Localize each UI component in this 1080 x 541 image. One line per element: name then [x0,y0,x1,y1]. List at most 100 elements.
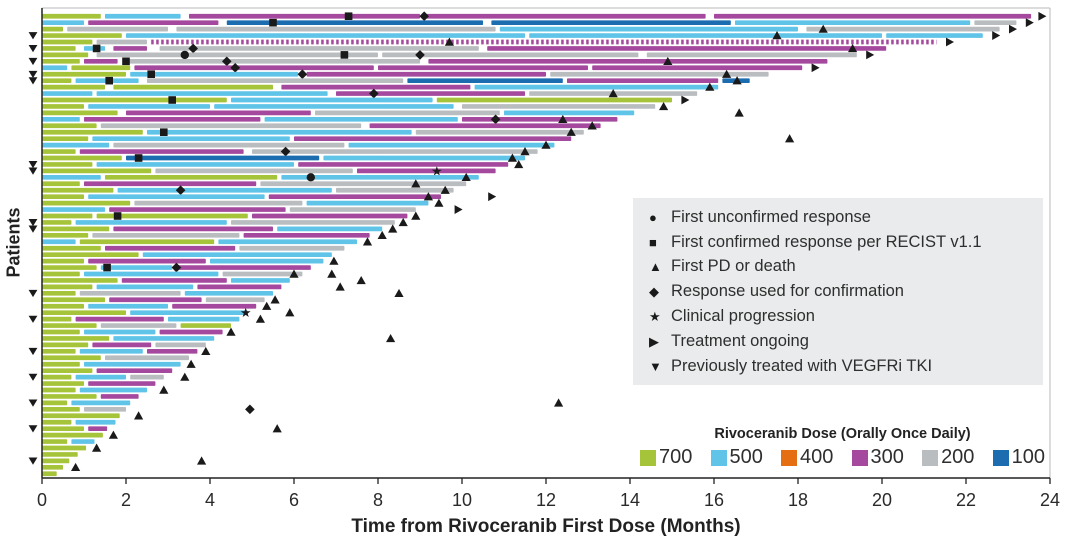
dose-segment [428,58,828,64]
dose-segment [67,26,168,32]
marker-legend-row: ● First unconfirmed response [649,205,1043,230]
treatment-ongoing-marker [866,50,875,60]
dose-segment [155,342,206,348]
dose-segment [176,265,311,270]
pd-or-death-marker [201,346,211,356]
pd-or-death-marker [356,275,366,285]
pd-or-death-marker [732,76,742,85]
dose-segment [113,226,274,232]
dose-segment [147,348,198,354]
dose-segment [130,310,248,316]
dose-segment [42,400,68,406]
dose-segment [75,374,126,380]
dose-segment [96,213,248,219]
pd-or-death-marker [327,269,337,278]
prior-vegfri-tki-marker [28,315,38,323]
prior-vegfri-tki-marker [28,167,38,175]
diamond-icon: ◆ [649,284,659,300]
triangle-right-icon: ▶ [649,333,659,349]
x-axis-tick-label: 8 [373,490,383,510]
dose-segment [407,78,563,84]
dose-segment [231,220,395,225]
dose-segment [42,445,87,451]
pd-or-death-marker [272,424,282,433]
treatment-ongoing-marker [992,31,1001,40]
dose-label: 500 [729,446,763,468]
pd-or-death-marker [514,159,524,169]
treatment-ongoing-marker [1025,18,1034,28]
dose-label: 300 [870,446,904,468]
dose-segment [147,129,412,135]
pd-or-death-marker [388,224,398,233]
dose-segment [281,174,479,180]
treatment-ongoing-marker [681,95,690,105]
dose-segment [42,116,80,122]
treatment-ongoing-marker [811,63,820,73]
pd-or-death-marker [507,153,517,162]
pd-or-death-marker [659,101,669,111]
dose-label: 100 [1011,446,1045,468]
dose-segment [42,361,80,367]
dose-segment [126,33,525,38]
dose-segment [147,78,404,84]
prior-vegfri-tki-marker [28,347,38,356]
dose-segment [88,194,265,200]
star-icon: ★ [649,309,661,325]
dose-segment [84,181,257,187]
dose-segment [348,142,555,148]
dose-segment [462,104,656,109]
dose-segment [42,200,131,206]
dose-segment [306,200,429,206]
dose-segment [436,97,672,103]
dose-segment [130,374,164,380]
dose-segment [121,278,227,283]
dose-segment [105,245,236,251]
dose-segment [646,52,857,58]
treatment-ongoing-marker [1038,11,1047,21]
prior-vegfri-tki-marker [28,373,38,381]
x-axis-tick-label: 10 [452,490,472,510]
dose-segment [113,84,274,90]
dose-segment [382,52,639,58]
dose-segment [42,26,63,32]
dose-segment [159,46,479,51]
dose-segment [84,361,181,367]
dose-segment [42,239,76,245]
treatment-ongoing-marker [454,205,463,214]
unconfirmed-response-marker [180,50,189,60]
dose-segment [96,368,173,374]
dose-segment [42,265,97,270]
dose-label: 700 [659,446,693,468]
dose-segment [974,20,1017,26]
dose-swatch-700 [640,449,656,466]
dose-segment [71,65,131,71]
dose-segment [260,181,467,187]
treatment-ongoing-marker [1009,24,1017,34]
dose-segment [105,13,181,19]
x-axis-tick-label: 4 [205,490,215,510]
square-icon: ■ [649,234,657,250]
dose-segment [92,232,240,238]
pd-or-death-marker [335,282,345,291]
dose-segment [79,348,143,354]
marker-legend-row: ◆ Response used for confirmation [649,279,1043,304]
dose-segment [126,155,320,161]
prior-vegfri-tki-marker [28,77,38,85]
pd-or-death-marker [608,89,618,98]
dose-legend-item: 100 [992,446,1045,469]
dose-segment [159,329,223,335]
dose-legend-item: 300 [851,446,904,469]
dose-segment [714,13,1032,19]
marker-legend-label: Treatment ongoing [671,331,809,350]
dose-segment [42,20,84,26]
dose-segment [42,84,105,90]
marker-legend-row: ▼ Previously treated with VEGFRi TKI [649,354,1043,379]
pd-or-death-marker [289,269,299,278]
pd-or-death-marker [558,114,568,124]
pd-or-death-marker [285,308,295,317]
dose-segment [42,194,84,200]
pd-or-death-marker [663,56,673,66]
pd-or-death-marker [92,443,102,452]
x-axis-tick-label: 16 [704,490,724,510]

-----

#### Task brief:
Convert the data above into a JSON list of strings with one string per line, and skip any blank lines. Leave the pictures out of the answer.

#### Problem solution:
[
  "Localize each UI component in this 1080 x 541 image. One line per element: name then [x0,y0,x1,y1]. List at most 100 elements.",
  "dose-segment [428,58,828,64]",
  "dose-segment [67,26,168,32]",
  "marker-legend-row: ● First unconfirmed response [649,205,1043,230]",
  "treatment-ongoing-marker [866,50,875,60]",
  "dose-segment [155,342,206,348]",
  "dose-segment [176,265,311,270]",
  "pd-or-death-marker [201,346,211,356]",
  "pd-or-death-marker [356,275,366,285]",
  "pd-or-death-marker [732,76,742,85]",
  "dose-segment [113,226,274,232]",
  "dose-segment [147,348,198,354]",
  "dose-segment [130,310,248,316]",
  "dose-segment [42,400,68,406]",
  "dose-segment [75,374,126,380]",
  "dose-segment [96,213,248,219]",
  "pd-or-death-marker [327,269,337,278]",
  "prior-vegfri-tki-marker [28,315,38,323]",
  "prior-vegfri-tki-marker [28,167,38,175]",
  "diamond-icon: ◆ [649,284,659,300]",
  "triangle-right-icon: ▶ [649,333,659,349]",
  "x-axis-tick-label: 8 [373,490,383,510]",
  "dose-segment [407,78,563,84]",
  "dose-segment [231,220,395,225]",
  "dose-segment [42,445,87,451]",
  "pd-or-death-marker [272,424,282,433]",
  "treatment-ongoing-marker [992,31,1001,40]",
  "dose-label: 500 [729,446,763,468]",
  "pd-or-death-marker [514,159,524,169]",
  "treatment-ongoing-marker [1025,18,1034,28]",
  "dose-label: 300 [870,446,904,468]",
  "dose-segment [147,129,412,135]",
  "pd-or-death-marker [388,224,398,233]",
  "dose-segment [281,174,479,180]",
  "treatment-ongoing-marker [681,95,690,105]",
  "dose-segment [42,116,80,122]",
  "treatment-ongoing-marker [811,63,820,73]",
  "pd-or-death-marker [507,153,517,162]",
  "pd-or-death-marker [659,101,669,111]",
  "dose-label: 100 [1011,446,1045,468]",
  "dose-segment [42,361,80,367]",
  "dose-segment [126,33,525,38]",
  "dose-segment [147,78,404,84]",
  "prior-vegfri-tki-marker [28,347,38,356]",
  "dose-segment [88,194,265,200]",
  "star-icon: ★ [649,309,661,325]",
  "dose-segment [84,181,257,187]",
  "dose-segment [348,142,555,148]",
  "dose-segment [462,104,656,109]",
  "dose-segment [42,200,131,206]",
  "dose-segment [306,200,429,206]",
  "dose-segment [436,97,672,103]",
  "dose-segment [130,374,164,380]",
  "dose-segment [121,278,227,283]",
  "dose-segment [105,245,236,251]",
  "dose-segment [646,52,857,58]",
  "treatment-ongoing-marker [1038,11,1047,21]",
  "prior-vegfri-tki-marker [28,373,38,381]",
  "x-axis-tick-label: 10 [452,490,472,510]",
  "dose-segment [113,84,274,90]",
  "dose-segment [382,52,639,58]",
  "dose-segment [42,26,63,32]",
  "dose-segment [159,46,479,51]",
  "dose-segment [84,361,181,367]",
  "dose-segment [42,239,76,245]",
  "treatment-ongoing-marker [454,205,463,214]",
  "unconfirmed-response-marker [180,50,189,60]",
  "dose-segment [96,368,173,374]",
  "dose-segment [42,265,97,270]",
  "dose-label: 700 [659,446,693,468]",
  "dose-segment [974,20,1017,26]",
  "dose-swatch-700 [640,449,656,466]",
  "dose-segment [71,65,131,71]",
  "dose-segment [260,181,467,187]",
  "treatment-ongoing-marker [1009,24,1017,34]",
  "dose-segment [105,13,181,19]",
  "x-axis-tick-label: 4 [205,490,215,510]",
  "square-icon: ■ [649,234,657,250]",
  "dose-segment [92,232,240,238]",
  "pd-or-death-marker [335,282,345,291]",
  "dose-segment [79,348,143,354]",
  "marker-legend-row: ◆ Response used for confirmation [649,279,1043,304]",
  "dose-segment [126,155,320,161]",
  "prior-vegfri-tki-marker [28,77,38,85]",
  "pd-or-death-marker [608,89,618,98]",
  "dose-legend-item: 100 [992,446,1045,469]",
  "dose-segment [159,329,223,335]",
  "dose-legend-item: 300 [851,446,904,469]",
  "dose-segment [714,13,1032,19]",
  "marker-legend-label: Treatment ongoing [671,331,809,350]",
  "dose-segment [42,20,84,26]",
  "dose-segment [42,84,105,90]",
  "marker-legend-row: ▼ Previously treated with VEGFRi TKI [649,354,1043,379]",
  "pd-or-death-marker [289,269,299,278]",
  "pd-or-death-marker [558,114,568,124]",
  "pd-or-death-marker [285,308,295,317]",
  "dose-segment [42,194,84,200]",
  "pd-or-death-marker [663,56,673,66]",
  "pd-or-death-marker [92,443,102,452]",
  "x-axis-tick-label: 16 [704,490,724,510]"
]